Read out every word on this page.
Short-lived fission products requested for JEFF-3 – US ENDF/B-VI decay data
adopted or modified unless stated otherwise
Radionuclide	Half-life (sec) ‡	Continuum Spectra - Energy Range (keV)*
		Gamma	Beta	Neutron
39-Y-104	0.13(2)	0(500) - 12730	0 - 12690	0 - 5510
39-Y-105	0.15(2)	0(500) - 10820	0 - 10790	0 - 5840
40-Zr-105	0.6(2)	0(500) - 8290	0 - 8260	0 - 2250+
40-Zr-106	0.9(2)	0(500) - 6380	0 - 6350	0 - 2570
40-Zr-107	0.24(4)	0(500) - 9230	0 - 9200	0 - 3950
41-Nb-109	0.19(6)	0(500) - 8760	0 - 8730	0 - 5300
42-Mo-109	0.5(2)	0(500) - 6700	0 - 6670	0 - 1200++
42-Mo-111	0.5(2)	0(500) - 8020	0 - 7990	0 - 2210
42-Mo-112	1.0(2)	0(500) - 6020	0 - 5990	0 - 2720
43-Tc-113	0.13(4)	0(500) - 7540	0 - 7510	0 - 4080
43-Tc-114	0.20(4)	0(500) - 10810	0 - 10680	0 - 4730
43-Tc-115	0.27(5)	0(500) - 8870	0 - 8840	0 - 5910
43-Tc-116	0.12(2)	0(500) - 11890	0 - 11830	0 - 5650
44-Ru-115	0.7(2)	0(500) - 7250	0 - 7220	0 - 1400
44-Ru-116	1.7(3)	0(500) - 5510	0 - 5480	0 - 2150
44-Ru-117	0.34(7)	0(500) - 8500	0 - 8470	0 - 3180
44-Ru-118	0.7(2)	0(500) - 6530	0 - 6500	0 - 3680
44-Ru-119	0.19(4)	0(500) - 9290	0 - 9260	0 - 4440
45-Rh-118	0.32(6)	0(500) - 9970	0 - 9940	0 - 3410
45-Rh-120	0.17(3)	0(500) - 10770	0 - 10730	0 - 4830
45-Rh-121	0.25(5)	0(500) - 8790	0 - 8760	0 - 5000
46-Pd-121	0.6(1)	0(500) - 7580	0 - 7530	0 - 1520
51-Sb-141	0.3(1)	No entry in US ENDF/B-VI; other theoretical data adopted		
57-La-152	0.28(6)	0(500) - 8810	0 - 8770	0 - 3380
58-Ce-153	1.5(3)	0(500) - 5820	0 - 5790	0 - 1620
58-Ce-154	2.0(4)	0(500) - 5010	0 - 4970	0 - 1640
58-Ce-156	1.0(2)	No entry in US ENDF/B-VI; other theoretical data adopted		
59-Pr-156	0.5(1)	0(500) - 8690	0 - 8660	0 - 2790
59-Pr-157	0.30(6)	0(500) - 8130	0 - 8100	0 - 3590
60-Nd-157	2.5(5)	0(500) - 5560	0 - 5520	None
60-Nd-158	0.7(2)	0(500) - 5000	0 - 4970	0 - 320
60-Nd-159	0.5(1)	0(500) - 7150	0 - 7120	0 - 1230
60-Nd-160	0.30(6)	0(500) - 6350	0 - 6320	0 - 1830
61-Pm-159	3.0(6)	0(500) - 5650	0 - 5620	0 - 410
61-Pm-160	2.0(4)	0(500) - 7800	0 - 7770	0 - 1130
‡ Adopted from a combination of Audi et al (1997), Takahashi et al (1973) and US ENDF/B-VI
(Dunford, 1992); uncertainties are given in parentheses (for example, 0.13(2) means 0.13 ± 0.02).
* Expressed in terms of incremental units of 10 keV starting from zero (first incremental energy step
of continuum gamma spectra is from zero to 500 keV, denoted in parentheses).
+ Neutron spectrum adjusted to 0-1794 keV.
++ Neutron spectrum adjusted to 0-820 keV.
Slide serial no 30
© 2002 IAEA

# # #

From the records above, pull out each line that has "spectrum".

+ Neutron spectrum adjusted to 0-1794 keV.
++ Neutron spectrum adjusted to 0-820 keV.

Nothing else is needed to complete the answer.